(YOUR GOAL) Without altering anything, repeat each of the records.

• • •

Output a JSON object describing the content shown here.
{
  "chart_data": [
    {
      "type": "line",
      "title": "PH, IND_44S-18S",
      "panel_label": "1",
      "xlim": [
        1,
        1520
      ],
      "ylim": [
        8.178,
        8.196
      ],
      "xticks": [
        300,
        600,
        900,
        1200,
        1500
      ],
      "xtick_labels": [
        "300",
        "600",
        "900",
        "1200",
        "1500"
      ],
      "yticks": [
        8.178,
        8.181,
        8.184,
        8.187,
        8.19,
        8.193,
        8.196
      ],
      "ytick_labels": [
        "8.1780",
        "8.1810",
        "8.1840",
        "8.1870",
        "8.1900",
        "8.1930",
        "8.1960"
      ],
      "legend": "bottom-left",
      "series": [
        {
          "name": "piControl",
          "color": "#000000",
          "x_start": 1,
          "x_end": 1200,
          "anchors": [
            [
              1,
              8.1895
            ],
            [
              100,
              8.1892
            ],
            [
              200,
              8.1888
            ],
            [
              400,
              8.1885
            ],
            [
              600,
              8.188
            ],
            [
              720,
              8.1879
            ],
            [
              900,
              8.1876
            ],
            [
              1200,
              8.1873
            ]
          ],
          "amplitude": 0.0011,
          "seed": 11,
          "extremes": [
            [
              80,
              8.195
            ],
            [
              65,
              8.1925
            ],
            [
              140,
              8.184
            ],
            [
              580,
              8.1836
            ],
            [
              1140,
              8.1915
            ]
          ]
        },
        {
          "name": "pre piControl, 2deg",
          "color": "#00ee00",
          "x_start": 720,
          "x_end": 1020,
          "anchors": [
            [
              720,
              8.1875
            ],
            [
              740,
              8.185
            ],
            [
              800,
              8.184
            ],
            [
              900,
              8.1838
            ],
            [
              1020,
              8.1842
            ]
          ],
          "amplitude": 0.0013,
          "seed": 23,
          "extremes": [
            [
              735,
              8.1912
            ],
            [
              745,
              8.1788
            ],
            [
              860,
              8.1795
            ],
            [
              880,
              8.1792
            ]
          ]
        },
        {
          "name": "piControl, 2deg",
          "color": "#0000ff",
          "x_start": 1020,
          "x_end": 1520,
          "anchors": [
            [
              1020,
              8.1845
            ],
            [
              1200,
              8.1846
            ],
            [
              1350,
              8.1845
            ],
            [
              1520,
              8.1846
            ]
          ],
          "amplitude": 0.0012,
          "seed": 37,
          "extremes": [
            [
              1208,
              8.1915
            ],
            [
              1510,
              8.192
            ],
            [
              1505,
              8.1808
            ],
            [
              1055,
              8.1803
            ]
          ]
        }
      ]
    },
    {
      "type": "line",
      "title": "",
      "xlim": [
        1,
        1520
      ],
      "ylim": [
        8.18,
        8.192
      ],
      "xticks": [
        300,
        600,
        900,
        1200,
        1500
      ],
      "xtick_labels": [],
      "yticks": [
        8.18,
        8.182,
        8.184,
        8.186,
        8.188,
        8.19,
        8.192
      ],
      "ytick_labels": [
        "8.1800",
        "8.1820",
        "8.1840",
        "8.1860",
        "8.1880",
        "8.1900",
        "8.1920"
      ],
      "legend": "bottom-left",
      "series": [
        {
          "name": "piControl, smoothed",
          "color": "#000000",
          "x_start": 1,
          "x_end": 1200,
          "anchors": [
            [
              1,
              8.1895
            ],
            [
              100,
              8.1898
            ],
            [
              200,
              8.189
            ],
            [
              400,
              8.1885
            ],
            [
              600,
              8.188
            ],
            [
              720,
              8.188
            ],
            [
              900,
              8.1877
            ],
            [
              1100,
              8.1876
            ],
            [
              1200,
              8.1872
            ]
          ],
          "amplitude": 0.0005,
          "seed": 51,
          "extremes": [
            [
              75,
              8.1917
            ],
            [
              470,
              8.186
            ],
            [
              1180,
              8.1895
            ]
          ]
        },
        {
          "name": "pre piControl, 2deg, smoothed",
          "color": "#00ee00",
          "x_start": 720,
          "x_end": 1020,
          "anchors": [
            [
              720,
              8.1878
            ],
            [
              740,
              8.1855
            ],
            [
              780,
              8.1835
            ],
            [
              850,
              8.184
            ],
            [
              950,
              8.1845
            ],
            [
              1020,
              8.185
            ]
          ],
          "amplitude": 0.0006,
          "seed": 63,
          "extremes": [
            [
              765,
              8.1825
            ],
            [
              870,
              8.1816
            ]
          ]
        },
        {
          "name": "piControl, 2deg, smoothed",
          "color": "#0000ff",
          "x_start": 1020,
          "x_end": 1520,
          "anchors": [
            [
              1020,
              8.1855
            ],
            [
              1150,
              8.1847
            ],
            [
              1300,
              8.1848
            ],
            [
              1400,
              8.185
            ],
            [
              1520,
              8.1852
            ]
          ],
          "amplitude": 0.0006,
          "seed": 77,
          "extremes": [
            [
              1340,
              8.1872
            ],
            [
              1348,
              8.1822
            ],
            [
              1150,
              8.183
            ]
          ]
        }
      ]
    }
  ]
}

• • •

(THE SOLUTION)
Output a JSON object describing the content shown here.
{
  "chart_data": [
    {
      "type": "line",
      "title": "PH, IND_44S-18S",
      "panel_label": "1",
      "xlim": [
        1,
        1520
      ],
      "ylim": [
        8.178,
        8.196
      ],
      "xticks": [
        300,
        600,
        900,
        1200,
        1500
      ],
      "xtick_labels": [
        "300",
        "600",
        "900",
        "1200",
        "1500"
      ],
      "yticks": [
        8.178,
        8.181,
        8.184,
        8.187,
        8.19,
        8.193,
        8.196
      ],
      "ytick_labels": [
        "8.1780",
        "8.1810",
        "8.1840",
        "8.1870",
        "8.1900",
        "8.1930",
        "8.1960"
      ],
      "legend": "bottom-left",
      "series": [
        {
          "name": "piControl",
          "color": "#000000",
          "x_start": 1,
          "x_end": 1200,
          "anchors": [
            [
              1,
              8.1895
            ],
            [
              100,
              8.1892
            ],
            [
              200,
              8.1888
            ],
            [
              400,
              8.1885
            ],
            [
              600,
              8.188
            ],
            [
              720,
              8.1879
            ],
            [
              900,
              8.1876
            ],
            [
              1200,
              8.1873
            ]
          ],
          "amplitude": 0.0011,
          "seed": 11,
          "extremes": [
            [
              80,
              8.195
            ],
            [
              65,
              8.1925
            ],
            [
              140,
              8.184
            ],
            [
              580,
              8.1836
            ],
            [
              1140,
              8.1915
            ]
          ]
        },
        {
          "name": "pre piControl, 2deg",
          "color": "#00ee00",
          "x_start": 720,
          "x_end": 1020,
          "anchors": [
            [
              720,
              8.1875
            ],
            [
              740,
              8.185
            ],
            [
              800,
              8.184
            ],
            [
              900,
              8.1838
            ],
            [
              1020,
              8.1842
            ]
          ],
          "amplitude": 0.0013,
          "seed": 23,
          "extremes": [
            [
              735,
              8.1912
            ],
            [
              745,
              8.1788
            ],
            [
              860,
              8.1795
            ],
            [
              880,
              8.1792
            ]
          ]
        },
        {
          "name": "piControl, 2deg",
          "color": "#0000ff",
          "x_start": 1020,
          "x_end": 1520,
          "anchors": [
            [
              1020,
              8.1845
            ],
            [
              1200,
              8.1846
            ],
            [
              1350,
              8.1845
            ],
            [
              1520,
              8.1846
            ]
          ],
          "amplitude": 0.0012,
          "seed": 37,
          "extremes": [
            [
              1208,
              8.1915
            ],
            [
              1510,
              8.192
            ],
            [
              1505,
              8.1808
            ],
            [
              1055,
              8.1803
            ]
          ]
        }
      ]
    },
    {
      "type": "line",
      "title": "",
      "xlim": [
        1,
        1520
      ],
      "ylim": [
        8.18,
        8.192
      ],
      "xticks": [
        300,
        600,
        900,
        1200,
        1500
      ],
      "xtick_labels": [],
      "yticks": [
        8.18,
        8.182,
        8.184,
        8.186,
        8.188,
        8.19,
        8.192
      ],
      "ytick_labels": [
        "8.1800",
        "8.1820",
        "8.1840",
        "8.1860",
        "8.1880",
        "8.1900",
        "8.1920"
      ],
      "legend": "bottom-left",
      "series": [
        {
          "name": "piControl, smoothed",
          "color": "#000000",
          "x_start": 1,
          "x_end": 1200,
          "anchors": [
            [
              1,
              8.1895
            ],
            [
              100,
              8.1898
            ],
            [
              200,
              8.189
            ],
            [
              400,
              8.1885
            ],
            [
              600,
              8.188
            ],
            [
              720,
              8.188
            ],
            [
              900,
              8.1877
            ],
            [
              1100,
              8.1876
            ],
            [
              1200,
              8.1872
            ]
          ],
          "amplitude": 0.0005,
          "seed": 51,
          "extremes": [
            [
              75,
              8.1917
            ],
            [
              470,
              8.186
            ],
            [
              1180,
              8.1895
            ]
          ]
        },
        {
          "name": "pre piControl, 2deg, smoothed",
          "color": "#00ee00",
          "x_start": 720,
          "x_end": 1020,
          "anchors": [
            [
              720,
              8.1878
            ],
            [
              740,
              8.1855
            ],
            [
              780,
              8.1835
            ],
            [
              850,
              8.184
            ],
            [
              950,
              8.1845
            ],
            [
              1020,
              8.185
            ]
          ],
          "amplitude": 0.0006,
          "seed": 63,
          "extremes": [
            [
              765,
              8.1825
            ],
            [
              870,
              8.1816
            ]
          ]
        },
        {
          "name": "piControl, 2deg, smoothed",
          "color": "#0000ff",
          "x_start": 1020,
          "x_end": 1520,
          "anchors": [
            [
              1020,
              8.1855
            ],
            [
              1150,
              8.1847
            ],
            [
              1300,
              8.1848
            ],
            [
              1400,
              8.185
            ],
            [
              1520,
              8.1852
            ]
          ],
          "amplitude": 0.0006,
          "seed": 77,
          "extremes": [
            [
              1340,
              8.1872
            ],
            [
              1348,
              8.1822
            ],
            [
              1150,
              8.183
            ]
          ]
        }
      ]
    }
  ]
}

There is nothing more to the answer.